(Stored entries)

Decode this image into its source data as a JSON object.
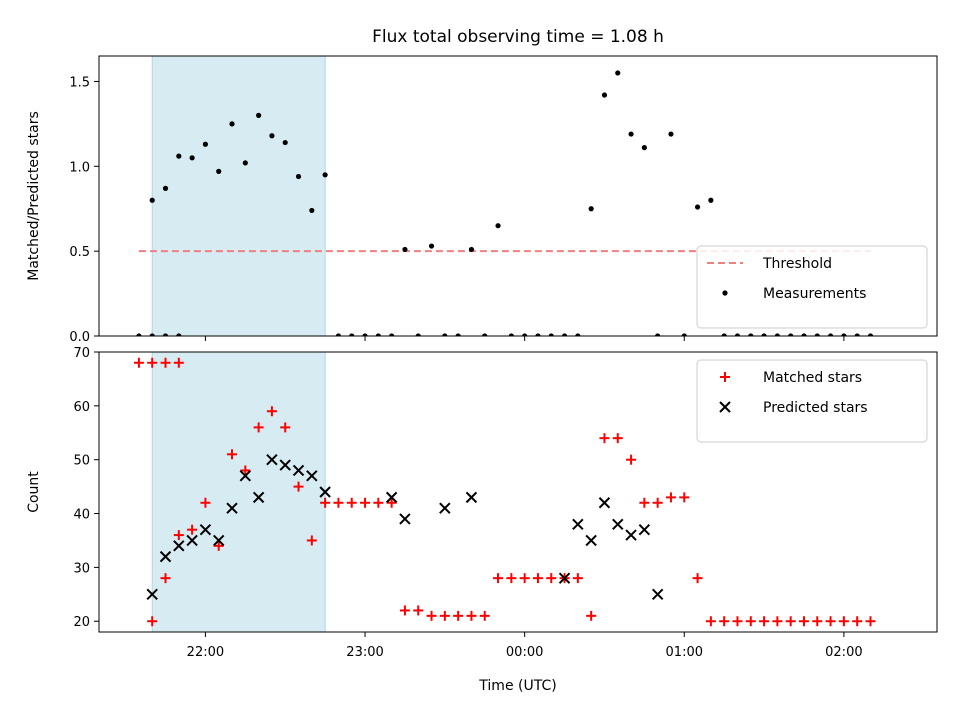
{
  "figure": {
    "title": "Flux total observing time = 1.08 h",
    "xlabel": "Time (UTC)",
    "x_ticks": [
      "22:00",
      "23:00",
      "00:00",
      "01:00",
      "02:00"
    ]
  },
  "chart_data": [
    {
      "type": "scatter",
      "ylabel": "Matched/Predicted stars",
      "xlim": [
        "21:20",
        "02:35"
      ],
      "ylim": [
        0,
        1.65
      ],
      "y_ticks": [
        "0.0",
        "0.5",
        "1.0",
        "1.5"
      ],
      "shaded_region": {
        "x_start": "21:40",
        "x_end": "22:45",
        "color": "#add8e6"
      },
      "threshold": {
        "name": "Threshold",
        "y": 0.5,
        "x_start": "21:35",
        "x_end": "02:10",
        "color": "#f08080"
      },
      "legend": {
        "position": "lower right",
        "entries": [
          "Threshold",
          "Measurements"
        ]
      },
      "series": [
        {
          "name": "Measurements",
          "color": "#000000",
          "x": [
            "21:35",
            "21:40",
            "21:45",
            "21:50",
            "21:40",
            "21:45",
            "21:50",
            "21:55",
            "22:00",
            "22:05",
            "22:10",
            "22:15",
            "22:20",
            "22:25",
            "22:30",
            "22:35",
            "22:40",
            "22:45",
            "22:50",
            "22:55",
            "23:00",
            "23:05",
            "23:10",
            "23:15",
            "23:20",
            "23:25",
            "23:30",
            "23:35",
            "23:40",
            "23:45",
            "23:50",
            "23:55",
            "00:00",
            "00:05",
            "00:10",
            "00:15",
            "00:20",
            "00:25",
            "00:30",
            "00:35",
            "00:40",
            "00:45",
            "00:50",
            "00:55",
            "01:00",
            "01:05",
            "01:10",
            "01:15",
            "01:20",
            "01:25",
            "01:30",
            "01:35",
            "01:40",
            "01:45",
            "01:50",
            "01:55",
            "02:00",
            "02:05",
            "02:10"
          ],
          "y": [
            0,
            0,
            0,
            0,
            0.8,
            0.87,
            1.06,
            1.05,
            1.13,
            0.97,
            1.25,
            1.02,
            1.3,
            1.18,
            1.14,
            0.94,
            0.74,
            0.95,
            0,
            0,
            0,
            0,
            0,
            0.51,
            0,
            0.53,
            0,
            0,
            0.51,
            0,
            0.65,
            0,
            0,
            0,
            0,
            0,
            0,
            0.75,
            1.42,
            1.55,
            1.19,
            1.11,
            0,
            1.19,
            0,
            0.76,
            0.8,
            0,
            0,
            0,
            0,
            0,
            0,
            0,
            0,
            0,
            0,
            0,
            0
          ]
        }
      ]
    },
    {
      "type": "scatter",
      "ylabel": "Count",
      "xlim": [
        "21:20",
        "02:35"
      ],
      "ylim": [
        18,
        70
      ],
      "y_ticks": [
        "20",
        "30",
        "40",
        "50",
        "60",
        "70"
      ],
      "shaded_region": {
        "x_start": "21:40",
        "x_end": "22:45",
        "color": "#add8e6"
      },
      "legend": {
        "position": "upper right",
        "entries": [
          "Matched stars",
          "Predicted stars"
        ]
      },
      "series": [
        {
          "name": "Matched stars",
          "marker": "+",
          "color": "#ff0000",
          "x": [
            "21:35",
            "21:40",
            "21:45",
            "21:50",
            "21:40",
            "21:45",
            "21:50",
            "21:55",
            "22:00",
            "22:05",
            "22:10",
            "22:15",
            "22:20",
            "22:25",
            "22:30",
            "22:35",
            "22:40",
            "22:45",
            "22:50",
            "22:55",
            "23:00",
            "23:05",
            "23:10",
            "23:15",
            "23:20",
            "23:25",
            "23:30",
            "23:35",
            "23:40",
            "23:45",
            "23:50",
            "23:55",
            "00:00",
            "00:05",
            "00:10",
            "00:15",
            "00:20",
            "00:25",
            "00:30",
            "00:35",
            "00:40",
            "00:45",
            "00:50",
            "00:55",
            "01:00",
            "01:05",
            "01:10",
            "01:15",
            "01:20",
            "01:25",
            "01:30",
            "01:35",
            "01:40",
            "01:45",
            "01:50",
            "01:55",
            "02:00",
            "02:05",
            "02:10"
          ],
          "y": [
            68,
            68,
            68,
            68,
            20,
            28,
            36,
            37,
            42,
            34,
            51,
            48,
            56,
            59,
            56,
            45,
            35,
            42,
            42,
            42,
            42,
            42,
            42,
            22,
            22,
            21,
            21,
            21,
            21,
            21,
            28,
            28,
            28,
            28,
            28,
            28,
            28,
            21,
            54,
            54,
            50,
            42,
            42,
            43,
            43,
            28,
            20,
            20,
            20,
            20,
            20,
            20,
            20,
            20,
            20,
            20,
            20,
            20,
            20
          ]
        },
        {
          "name": "Predicted stars",
          "marker": "x",
          "color": "#000000",
          "x": [
            "21:40",
            "21:45",
            "21:50",
            "21:55",
            "22:00",
            "22:05",
            "22:10",
            "22:15",
            "22:20",
            "22:25",
            "22:30",
            "22:35",
            "22:40",
            "22:45",
            "23:10",
            "23:15",
            "23:30",
            "23:40",
            "00:15",
            "00:20",
            "00:25",
            "00:30",
            "00:35",
            "00:40",
            "00:45",
            "00:50"
          ],
          "y": [
            25,
            32,
            34,
            35,
            37,
            35,
            41,
            47,
            43,
            50,
            49,
            48,
            47,
            44,
            43,
            39,
            41,
            43,
            28,
            38,
            35,
            42,
            38,
            36,
            37,
            25
          ]
        }
      ]
    }
  ]
}
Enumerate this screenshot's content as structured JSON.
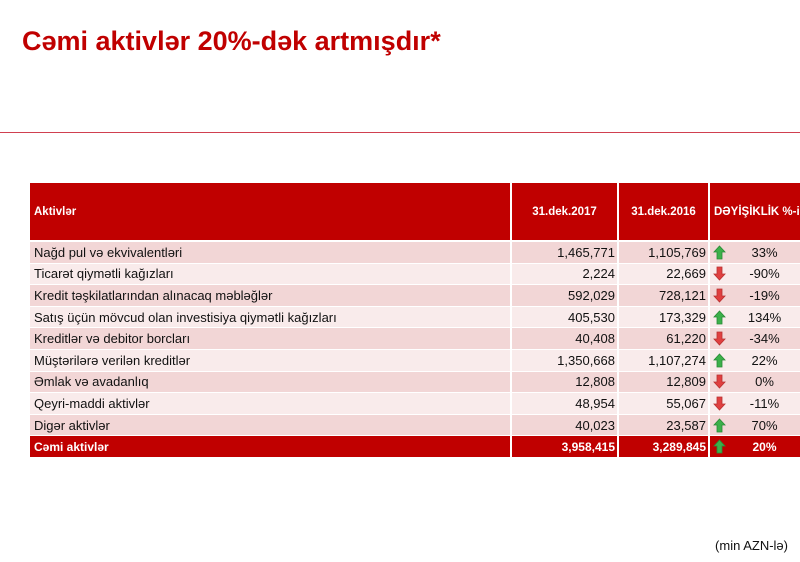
{
  "header": {
    "title": "Cəmi aktivlər 20%-dək artmışdır*"
  },
  "table": {
    "columns": [
      "Aktivlər",
      "31.dek.2017",
      "31.dek.2016",
      "DƏYİŞİKLİK %-i"
    ],
    "rows": [
      [
        "Nağd pul və ekvivalentləri",
        "1,465,771",
        "1,105,769",
        "33%"
      ],
      [
        "Ticarət qiymətli kağızları",
        "2,224",
        "22,669",
        "-90%"
      ],
      [
        "Kredit təşkilatlarından alınacaq məbləğlər",
        "592,029",
        "728,121",
        "-19%"
      ],
      [
        "Satış üçün mövcud olan investisiya qiymətli kağızları",
        "405,530",
        "173,329",
        "134%"
      ],
      [
        "Kreditlər və debitor borcları",
        "40,408",
        "61,220",
        "-34%"
      ],
      [
        "Müştərilərə verilən kreditlər",
        "1,350,668",
        "1,107,274",
        "22%"
      ],
      [
        "Əmlak və avadanlıq",
        "12,808",
        "12,809",
        "0%"
      ],
      [
        "Qeyri-maddi aktivlər",
        "48,954",
        "55,067",
        "-11%"
      ],
      [
        "Digər aktivlər",
        "40,023",
        "23,587",
        "70%"
      ]
    ],
    "total": [
      "Cəmi aktivlər",
      "3,958,415",
      "3,289,845",
      "20%"
    ]
  },
  "footnote": "(min AZN-lə)"
}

◆ **Task statement**
Report only the number of lines in the data above that contain "total".

◆ **Solved exercise**
2